*EXERCISE OBJECTIVE:* Copy out all lines where "SEPs" appears.

:: DATA FOR THIS EXERCISE ::

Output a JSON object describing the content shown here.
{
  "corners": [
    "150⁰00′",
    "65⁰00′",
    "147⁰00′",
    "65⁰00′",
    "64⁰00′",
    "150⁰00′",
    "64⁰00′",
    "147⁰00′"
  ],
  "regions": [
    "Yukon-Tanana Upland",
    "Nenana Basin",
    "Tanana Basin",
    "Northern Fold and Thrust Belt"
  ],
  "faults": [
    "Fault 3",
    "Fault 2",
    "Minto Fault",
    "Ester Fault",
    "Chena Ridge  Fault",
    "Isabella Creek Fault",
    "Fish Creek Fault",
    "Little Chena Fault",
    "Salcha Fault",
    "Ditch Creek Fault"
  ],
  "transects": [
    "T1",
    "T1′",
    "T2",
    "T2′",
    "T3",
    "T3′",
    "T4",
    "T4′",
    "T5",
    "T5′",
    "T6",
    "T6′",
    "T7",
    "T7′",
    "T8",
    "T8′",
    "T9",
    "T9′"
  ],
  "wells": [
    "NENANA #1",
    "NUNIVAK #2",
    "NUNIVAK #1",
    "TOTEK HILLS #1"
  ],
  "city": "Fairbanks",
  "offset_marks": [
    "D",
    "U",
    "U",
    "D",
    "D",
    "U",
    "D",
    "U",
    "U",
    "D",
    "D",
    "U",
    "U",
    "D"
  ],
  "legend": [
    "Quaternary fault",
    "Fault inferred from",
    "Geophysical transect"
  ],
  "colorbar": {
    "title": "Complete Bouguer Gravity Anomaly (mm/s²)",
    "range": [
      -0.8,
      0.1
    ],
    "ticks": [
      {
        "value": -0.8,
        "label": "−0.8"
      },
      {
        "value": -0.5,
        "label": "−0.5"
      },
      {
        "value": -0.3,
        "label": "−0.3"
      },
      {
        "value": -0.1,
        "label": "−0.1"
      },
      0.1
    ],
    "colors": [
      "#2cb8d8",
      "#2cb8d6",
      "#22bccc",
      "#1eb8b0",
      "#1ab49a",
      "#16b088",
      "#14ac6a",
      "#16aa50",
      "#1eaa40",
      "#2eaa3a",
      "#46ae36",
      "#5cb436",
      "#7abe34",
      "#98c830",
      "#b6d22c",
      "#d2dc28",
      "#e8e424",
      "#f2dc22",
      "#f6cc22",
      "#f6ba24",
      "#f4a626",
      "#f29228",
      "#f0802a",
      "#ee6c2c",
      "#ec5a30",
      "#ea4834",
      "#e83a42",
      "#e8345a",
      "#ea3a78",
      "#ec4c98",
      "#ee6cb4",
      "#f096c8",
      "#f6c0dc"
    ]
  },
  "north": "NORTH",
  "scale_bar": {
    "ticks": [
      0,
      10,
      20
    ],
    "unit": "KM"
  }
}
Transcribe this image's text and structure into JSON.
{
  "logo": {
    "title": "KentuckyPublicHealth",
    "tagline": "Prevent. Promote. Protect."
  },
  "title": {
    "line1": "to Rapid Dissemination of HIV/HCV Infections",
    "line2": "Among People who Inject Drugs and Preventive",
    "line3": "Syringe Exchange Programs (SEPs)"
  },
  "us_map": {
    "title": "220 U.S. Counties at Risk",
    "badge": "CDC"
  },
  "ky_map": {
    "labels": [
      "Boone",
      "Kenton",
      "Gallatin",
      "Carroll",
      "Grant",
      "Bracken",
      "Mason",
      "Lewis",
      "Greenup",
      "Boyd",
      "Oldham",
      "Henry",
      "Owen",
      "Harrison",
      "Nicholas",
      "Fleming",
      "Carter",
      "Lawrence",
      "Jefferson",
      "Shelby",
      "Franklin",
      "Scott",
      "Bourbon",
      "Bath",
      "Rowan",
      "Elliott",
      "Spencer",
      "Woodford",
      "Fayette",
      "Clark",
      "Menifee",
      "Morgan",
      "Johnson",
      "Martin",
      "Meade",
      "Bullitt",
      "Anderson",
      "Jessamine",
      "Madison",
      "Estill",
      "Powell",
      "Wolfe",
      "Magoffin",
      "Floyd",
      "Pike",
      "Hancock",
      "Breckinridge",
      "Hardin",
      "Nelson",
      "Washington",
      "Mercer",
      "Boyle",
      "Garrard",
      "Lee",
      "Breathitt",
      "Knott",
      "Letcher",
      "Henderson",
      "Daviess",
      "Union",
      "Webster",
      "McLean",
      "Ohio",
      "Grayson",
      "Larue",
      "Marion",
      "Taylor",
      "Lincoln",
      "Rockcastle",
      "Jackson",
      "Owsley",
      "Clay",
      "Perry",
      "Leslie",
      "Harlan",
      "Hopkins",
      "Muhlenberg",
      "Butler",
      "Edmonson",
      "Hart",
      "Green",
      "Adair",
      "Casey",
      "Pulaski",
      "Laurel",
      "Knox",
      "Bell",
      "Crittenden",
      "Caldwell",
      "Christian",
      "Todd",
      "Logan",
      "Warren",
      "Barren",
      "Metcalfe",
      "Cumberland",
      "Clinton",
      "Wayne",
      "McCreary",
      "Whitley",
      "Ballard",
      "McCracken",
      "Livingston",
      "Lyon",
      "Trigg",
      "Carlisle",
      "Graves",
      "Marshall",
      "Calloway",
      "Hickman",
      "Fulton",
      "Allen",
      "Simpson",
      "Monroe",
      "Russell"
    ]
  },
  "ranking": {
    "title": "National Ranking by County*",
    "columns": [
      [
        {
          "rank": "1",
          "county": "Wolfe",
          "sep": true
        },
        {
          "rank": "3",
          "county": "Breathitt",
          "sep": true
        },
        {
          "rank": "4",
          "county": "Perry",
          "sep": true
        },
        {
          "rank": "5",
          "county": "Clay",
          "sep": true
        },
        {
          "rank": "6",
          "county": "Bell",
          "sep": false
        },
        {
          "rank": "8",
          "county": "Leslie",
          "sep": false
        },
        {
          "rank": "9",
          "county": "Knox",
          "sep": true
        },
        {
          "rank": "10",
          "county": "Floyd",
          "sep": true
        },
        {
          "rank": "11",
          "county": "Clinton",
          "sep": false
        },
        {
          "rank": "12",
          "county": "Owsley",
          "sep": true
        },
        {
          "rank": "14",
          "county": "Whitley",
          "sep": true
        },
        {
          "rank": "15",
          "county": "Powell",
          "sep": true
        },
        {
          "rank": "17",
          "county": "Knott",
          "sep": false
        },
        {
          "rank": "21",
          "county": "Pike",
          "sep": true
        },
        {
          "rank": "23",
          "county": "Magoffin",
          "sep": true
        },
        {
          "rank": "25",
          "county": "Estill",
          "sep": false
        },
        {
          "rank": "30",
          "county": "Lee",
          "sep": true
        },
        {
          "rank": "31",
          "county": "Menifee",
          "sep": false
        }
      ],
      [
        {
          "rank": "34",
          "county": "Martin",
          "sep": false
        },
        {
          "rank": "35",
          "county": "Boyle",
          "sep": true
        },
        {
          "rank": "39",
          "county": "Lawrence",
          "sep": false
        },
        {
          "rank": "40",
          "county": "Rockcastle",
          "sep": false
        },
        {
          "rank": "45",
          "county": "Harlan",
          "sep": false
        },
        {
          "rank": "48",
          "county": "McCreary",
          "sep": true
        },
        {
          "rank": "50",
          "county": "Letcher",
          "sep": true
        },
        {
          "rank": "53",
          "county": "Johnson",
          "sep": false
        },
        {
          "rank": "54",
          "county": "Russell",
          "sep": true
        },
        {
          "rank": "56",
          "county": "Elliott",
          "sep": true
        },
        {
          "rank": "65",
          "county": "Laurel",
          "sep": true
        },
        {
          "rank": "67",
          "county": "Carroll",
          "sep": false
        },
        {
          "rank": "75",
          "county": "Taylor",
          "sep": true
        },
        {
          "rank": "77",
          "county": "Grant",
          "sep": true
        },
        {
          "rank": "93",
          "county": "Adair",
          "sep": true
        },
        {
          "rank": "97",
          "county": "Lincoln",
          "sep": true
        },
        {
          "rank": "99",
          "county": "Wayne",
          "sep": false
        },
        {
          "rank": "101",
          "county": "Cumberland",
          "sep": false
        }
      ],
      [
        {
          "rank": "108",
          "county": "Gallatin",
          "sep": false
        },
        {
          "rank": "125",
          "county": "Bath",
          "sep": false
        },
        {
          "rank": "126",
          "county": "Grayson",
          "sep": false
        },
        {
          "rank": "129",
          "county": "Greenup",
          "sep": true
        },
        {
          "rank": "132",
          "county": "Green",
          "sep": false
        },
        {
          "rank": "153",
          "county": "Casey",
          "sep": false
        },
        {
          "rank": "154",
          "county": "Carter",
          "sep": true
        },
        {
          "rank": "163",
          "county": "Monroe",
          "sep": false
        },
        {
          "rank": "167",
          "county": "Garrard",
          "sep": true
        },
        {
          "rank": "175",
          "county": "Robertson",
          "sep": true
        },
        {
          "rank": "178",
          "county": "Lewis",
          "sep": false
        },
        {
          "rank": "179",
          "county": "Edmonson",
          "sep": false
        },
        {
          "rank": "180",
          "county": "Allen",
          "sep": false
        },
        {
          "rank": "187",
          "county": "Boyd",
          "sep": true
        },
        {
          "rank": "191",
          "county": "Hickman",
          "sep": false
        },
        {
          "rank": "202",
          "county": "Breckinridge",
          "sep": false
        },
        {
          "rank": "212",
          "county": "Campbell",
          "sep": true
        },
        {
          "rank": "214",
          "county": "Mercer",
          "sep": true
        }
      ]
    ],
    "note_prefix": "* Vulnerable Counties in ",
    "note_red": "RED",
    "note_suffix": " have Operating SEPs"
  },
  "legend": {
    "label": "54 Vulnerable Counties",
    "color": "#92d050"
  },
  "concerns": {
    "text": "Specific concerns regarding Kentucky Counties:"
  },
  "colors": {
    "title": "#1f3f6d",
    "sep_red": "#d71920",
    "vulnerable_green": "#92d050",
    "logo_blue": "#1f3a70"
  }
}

:::

*CORRECT ANSWER:*
    "line3": "Syringe Exchange Programs (SEPs)"
    "note_suffix": " have Operating SEPs"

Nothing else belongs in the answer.